Region annotation records:
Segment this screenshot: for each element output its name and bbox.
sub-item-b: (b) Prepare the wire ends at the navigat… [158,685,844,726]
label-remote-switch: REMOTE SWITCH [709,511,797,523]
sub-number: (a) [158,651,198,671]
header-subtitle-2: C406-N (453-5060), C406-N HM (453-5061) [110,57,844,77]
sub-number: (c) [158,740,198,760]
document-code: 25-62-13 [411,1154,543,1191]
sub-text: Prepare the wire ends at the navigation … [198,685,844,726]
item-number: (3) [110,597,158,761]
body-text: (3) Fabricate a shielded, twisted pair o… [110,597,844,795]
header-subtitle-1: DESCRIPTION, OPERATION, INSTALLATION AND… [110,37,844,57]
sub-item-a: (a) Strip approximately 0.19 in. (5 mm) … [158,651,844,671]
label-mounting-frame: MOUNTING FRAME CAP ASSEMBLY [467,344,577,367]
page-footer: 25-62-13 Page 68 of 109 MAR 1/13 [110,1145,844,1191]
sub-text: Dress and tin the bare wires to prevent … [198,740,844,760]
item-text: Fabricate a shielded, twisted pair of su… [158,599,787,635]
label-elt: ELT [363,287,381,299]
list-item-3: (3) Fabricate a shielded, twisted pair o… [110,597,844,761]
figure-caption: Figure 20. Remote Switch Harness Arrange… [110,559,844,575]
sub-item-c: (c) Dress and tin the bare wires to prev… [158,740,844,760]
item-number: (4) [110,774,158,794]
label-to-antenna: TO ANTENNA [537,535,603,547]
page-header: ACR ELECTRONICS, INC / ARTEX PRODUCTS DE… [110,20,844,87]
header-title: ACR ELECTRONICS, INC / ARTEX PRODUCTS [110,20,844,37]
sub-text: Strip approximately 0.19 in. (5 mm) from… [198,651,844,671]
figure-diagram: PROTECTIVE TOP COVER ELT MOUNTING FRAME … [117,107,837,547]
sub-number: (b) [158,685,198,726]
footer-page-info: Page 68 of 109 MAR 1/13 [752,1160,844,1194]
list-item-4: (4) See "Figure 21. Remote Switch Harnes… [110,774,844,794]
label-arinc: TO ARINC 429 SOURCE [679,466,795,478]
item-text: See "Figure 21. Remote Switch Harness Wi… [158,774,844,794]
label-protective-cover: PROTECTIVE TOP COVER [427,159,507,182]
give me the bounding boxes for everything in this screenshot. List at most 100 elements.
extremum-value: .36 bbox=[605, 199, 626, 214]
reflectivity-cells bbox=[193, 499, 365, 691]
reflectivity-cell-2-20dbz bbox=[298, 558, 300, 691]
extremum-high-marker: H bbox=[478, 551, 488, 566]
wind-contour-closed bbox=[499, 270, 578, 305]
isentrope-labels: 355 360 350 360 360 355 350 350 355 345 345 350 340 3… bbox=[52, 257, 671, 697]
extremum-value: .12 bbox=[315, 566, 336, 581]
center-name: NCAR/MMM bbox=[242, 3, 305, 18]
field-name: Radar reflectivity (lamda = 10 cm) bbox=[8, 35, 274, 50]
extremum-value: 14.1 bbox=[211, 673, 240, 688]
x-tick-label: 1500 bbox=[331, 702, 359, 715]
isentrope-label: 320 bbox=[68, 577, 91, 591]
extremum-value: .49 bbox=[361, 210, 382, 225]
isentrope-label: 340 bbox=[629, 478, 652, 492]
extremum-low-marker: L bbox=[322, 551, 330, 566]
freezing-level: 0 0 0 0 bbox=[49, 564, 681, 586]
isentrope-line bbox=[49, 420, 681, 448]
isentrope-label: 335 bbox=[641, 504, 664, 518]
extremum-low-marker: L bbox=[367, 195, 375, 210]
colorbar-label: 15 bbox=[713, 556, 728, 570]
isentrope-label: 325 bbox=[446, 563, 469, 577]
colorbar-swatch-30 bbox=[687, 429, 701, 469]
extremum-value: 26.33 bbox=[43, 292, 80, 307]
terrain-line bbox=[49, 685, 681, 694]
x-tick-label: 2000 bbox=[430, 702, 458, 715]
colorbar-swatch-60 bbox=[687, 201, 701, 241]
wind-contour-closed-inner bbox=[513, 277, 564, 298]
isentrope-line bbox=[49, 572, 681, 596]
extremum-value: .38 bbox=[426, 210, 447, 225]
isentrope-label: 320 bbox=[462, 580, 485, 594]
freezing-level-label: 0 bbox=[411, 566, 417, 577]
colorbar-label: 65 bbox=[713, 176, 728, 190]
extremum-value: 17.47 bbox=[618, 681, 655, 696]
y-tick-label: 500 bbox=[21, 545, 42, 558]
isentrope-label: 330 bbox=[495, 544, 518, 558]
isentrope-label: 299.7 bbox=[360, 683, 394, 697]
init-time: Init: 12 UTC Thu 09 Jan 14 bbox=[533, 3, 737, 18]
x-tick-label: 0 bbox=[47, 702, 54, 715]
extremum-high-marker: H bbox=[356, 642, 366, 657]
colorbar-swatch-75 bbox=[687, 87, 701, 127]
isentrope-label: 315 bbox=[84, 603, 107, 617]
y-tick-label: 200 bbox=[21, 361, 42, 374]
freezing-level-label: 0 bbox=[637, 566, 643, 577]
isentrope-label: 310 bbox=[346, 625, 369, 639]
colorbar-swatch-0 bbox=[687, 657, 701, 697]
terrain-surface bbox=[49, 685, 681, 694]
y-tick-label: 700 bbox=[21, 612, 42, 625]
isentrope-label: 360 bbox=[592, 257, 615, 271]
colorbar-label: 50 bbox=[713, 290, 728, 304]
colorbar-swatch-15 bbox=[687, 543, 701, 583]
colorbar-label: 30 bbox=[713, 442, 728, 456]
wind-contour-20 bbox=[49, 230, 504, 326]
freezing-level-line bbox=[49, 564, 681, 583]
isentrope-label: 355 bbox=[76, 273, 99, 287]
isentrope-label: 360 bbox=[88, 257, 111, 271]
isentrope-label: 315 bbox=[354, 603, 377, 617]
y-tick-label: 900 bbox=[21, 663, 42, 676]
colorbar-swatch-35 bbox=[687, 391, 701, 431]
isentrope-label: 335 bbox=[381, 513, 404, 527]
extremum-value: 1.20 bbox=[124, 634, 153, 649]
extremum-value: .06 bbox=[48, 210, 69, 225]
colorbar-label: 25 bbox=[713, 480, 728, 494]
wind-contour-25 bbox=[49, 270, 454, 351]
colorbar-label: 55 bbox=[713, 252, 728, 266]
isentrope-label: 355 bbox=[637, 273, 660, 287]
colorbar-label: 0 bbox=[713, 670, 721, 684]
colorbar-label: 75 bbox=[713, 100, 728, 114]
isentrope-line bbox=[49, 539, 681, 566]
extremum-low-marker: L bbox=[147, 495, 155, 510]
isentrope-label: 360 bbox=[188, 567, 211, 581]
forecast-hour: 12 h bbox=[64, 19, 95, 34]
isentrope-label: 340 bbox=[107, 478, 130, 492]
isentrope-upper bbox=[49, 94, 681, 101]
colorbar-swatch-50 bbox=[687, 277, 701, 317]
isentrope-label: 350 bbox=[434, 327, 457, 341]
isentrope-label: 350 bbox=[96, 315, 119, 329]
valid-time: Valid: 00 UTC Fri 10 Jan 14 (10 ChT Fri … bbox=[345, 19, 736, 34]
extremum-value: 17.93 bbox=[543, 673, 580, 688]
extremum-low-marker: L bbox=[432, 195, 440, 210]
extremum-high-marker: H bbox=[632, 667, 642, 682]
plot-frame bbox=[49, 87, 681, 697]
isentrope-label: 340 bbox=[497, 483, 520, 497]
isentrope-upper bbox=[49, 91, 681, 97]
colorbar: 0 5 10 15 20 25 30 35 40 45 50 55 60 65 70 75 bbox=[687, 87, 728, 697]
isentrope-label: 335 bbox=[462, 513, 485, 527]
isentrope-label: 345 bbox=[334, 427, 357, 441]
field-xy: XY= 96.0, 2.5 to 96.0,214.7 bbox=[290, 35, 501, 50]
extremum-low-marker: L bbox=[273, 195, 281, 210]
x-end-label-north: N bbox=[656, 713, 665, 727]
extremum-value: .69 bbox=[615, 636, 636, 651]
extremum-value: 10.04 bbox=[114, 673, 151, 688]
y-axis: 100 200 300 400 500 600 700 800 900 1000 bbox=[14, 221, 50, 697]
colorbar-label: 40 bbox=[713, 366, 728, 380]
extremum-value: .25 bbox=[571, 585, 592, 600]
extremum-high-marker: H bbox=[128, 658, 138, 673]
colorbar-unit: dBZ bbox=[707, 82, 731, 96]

__TASK OBJECTIVE__
Please rewrite everything from the start of the records down to the line containing "label-arinc: TO ARINC", putting "sub-paragraph" wherever "sub-text" appears and leaving all else unchanged.

__ANSWER TO THE EXERCISE__
Segment this screenshot: for each element output its name and bbox.
sub-item-b: (b) Prepare the wire ends at the navigat… [158,685,844,726]
label-remote-switch: REMOTE SWITCH [709,511,797,523]
sub-number: (a) [158,651,198,671]
header-subtitle-2: C406-N (453-5060), C406-N HM (453-5061) [110,57,844,77]
sub-number: (c) [158,740,198,760]
document-code: 25-62-13 [411,1154,543,1191]
sub-paragraph: Prepare the wire ends at the navigation … [198,685,844,726]
item-number: (3) [110,597,158,761]
body-text: (3) Fabricate a shielded, twisted pair o… [110,597,844,795]
header-subtitle-1: DESCRIPTION, OPERATION, INSTALLATION AND… [110,37,844,57]
sub-item-a: (a) Strip approximately 0.19 in. (5 mm) … [158,651,844,671]
label-mounting-frame: MOUNTING FRAME CAP ASSEMBLY [467,344,577,367]
page-footer: 25-62-13 Page 68 of 109 MAR 1/13 [110,1145,844,1191]
sub-paragraph: Dress and tin the bare wires to prevent … [198,740,844,760]
item-text: Fabricate a shielded, twisted pair of su… [158,599,787,635]
label-elt: ELT [363,287,381,299]
list-item-3: (3) Fabricate a shielded, twisted pair o… [110,597,844,761]
figure-caption: Figure 20. Remote Switch Harness Arrange… [110,559,844,575]
sub-item-c: (c) Dress and tin the bare wires to prev… [158,740,844,760]
item-number: (4) [110,774,158,794]
label-to-antenna: TO ANTENNA [537,535,603,547]
page-header: ACR ELECTRONICS, INC / ARTEX PRODUCTS DE… [110,20,844,87]
header-title: ACR ELECTRONICS, INC / ARTEX PRODUCTS [110,20,844,37]
sub-paragraph: Strip approximately 0.19 in. (5 mm) from… [198,651,844,671]
figure-diagram: PROTECTIVE TOP COVER ELT MOUNTING FRAME … [117,107,837,547]
sub-number: (b) [158,685,198,726]
footer-page-info: Page 68 of 109 MAR 1/13 [752,1160,844,1194]
list-item-4: (4) See "Figure 21. Remote Switch Harnes… [110,774,844,794]
label-arinc: TO ARINC 429 SOURCE [679,466,795,478]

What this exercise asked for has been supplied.